:: DOCUMENT TEXT ::

• Figure 2: Spatially uniform dynamic states of rotating polar orientational order and flow. (a) Snapshots of the uniform velocity field during one period $T$ for a genuinely elastic solid ($\tau_\mathrm{d}\rightarrow\infty$). The arrows in the main plots display the current state of the overall flow field $\mathbf{v}$. Circular insets visualize the current states of the polar orientational order parameter $\mathbf{P}$, overall flow velocity $\mathbf{v}$, and field of memorized elastic displacements $\mathbf{u}$. Phase shifts between these quantities are obvious. These results agree with numerical solutions in a small periodic box. (b) Corresponding time evolution of the spatially averaged $x$-components of $\mathbf{P}$, $\mathbf{v}$, and $\mathbf{u}$. We rescale $\langle v_x \rangle$ and $\langle u_x \rangle$ by the amplitudes $v_0$ and $u_0$, respectively. We set the remaining parameters to $\gamma_\mathrm{a} = 1$, $\kappa = 0$, $\eta = 1$, $\mu = 1$, $\nu_\mathrm{v} = 1$, $\nu_\mathrm{d} = 10$, and $\nu_\mathrm{p} = 20$.

:::
:: RECORDS SUPPLIED ::

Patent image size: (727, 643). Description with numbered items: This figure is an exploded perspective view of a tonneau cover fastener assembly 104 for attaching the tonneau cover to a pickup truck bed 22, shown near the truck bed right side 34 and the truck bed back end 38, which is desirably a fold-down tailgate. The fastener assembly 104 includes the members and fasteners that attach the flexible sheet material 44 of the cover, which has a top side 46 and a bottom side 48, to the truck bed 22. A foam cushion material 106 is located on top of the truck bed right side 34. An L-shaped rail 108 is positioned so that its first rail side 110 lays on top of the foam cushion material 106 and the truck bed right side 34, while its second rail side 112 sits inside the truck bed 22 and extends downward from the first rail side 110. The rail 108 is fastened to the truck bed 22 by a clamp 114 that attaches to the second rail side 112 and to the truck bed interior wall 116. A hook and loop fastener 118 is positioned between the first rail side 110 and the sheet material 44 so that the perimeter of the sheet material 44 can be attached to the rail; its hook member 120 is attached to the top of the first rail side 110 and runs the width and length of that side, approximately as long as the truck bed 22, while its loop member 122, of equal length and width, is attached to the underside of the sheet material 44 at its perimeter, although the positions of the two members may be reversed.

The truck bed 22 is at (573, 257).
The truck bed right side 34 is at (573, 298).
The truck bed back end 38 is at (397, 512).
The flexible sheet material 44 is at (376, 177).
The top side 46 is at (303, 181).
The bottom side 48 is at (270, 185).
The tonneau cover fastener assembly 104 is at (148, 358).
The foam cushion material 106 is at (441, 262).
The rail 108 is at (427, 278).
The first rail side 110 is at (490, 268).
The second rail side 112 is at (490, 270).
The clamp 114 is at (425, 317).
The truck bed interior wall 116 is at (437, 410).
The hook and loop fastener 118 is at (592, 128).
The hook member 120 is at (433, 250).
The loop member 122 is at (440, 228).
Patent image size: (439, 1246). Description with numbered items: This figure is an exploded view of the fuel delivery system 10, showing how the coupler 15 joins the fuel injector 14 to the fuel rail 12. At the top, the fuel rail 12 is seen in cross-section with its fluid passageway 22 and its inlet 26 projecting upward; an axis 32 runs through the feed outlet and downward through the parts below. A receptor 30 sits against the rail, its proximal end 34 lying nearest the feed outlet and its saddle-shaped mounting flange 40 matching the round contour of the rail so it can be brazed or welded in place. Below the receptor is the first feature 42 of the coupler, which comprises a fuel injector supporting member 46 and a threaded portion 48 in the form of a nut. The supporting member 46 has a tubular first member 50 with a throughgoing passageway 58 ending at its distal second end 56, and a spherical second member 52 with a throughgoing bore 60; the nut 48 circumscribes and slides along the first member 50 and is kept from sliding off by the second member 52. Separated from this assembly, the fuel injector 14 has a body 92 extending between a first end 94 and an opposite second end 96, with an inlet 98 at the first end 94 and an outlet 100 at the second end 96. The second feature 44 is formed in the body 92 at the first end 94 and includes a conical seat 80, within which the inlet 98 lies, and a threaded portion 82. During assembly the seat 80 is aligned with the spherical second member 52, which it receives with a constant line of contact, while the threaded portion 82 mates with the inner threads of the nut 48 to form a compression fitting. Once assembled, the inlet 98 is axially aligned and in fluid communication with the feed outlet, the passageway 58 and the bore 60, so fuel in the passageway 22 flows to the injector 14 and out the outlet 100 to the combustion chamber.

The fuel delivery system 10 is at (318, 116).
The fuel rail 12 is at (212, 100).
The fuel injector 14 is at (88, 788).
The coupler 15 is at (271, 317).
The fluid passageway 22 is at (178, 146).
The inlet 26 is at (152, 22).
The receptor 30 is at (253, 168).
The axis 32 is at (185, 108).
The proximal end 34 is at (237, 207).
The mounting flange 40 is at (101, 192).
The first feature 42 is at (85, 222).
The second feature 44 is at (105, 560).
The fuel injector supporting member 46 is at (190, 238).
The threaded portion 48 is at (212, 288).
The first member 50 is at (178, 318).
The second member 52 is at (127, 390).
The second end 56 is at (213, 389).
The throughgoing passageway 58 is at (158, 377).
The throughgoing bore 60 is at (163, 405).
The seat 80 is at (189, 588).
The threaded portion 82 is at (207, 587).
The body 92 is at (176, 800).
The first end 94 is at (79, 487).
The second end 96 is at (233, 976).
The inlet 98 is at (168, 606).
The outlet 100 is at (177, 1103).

:::

- AIM OF THE EXERCISE
Based on the figure caption, explain what the circular insets in panel (a) display and what the caption says they make evident.

- YOUR SOLUTION
The circular insets show the current states of the polar orientational order parameter $\mathbf{P}$, the overall flow velocity $\mathbf{v}$, and the field of memorized elastic displacements $\mathbf{u}$. Shown together, they make the phase shifts between these three quantities obvious.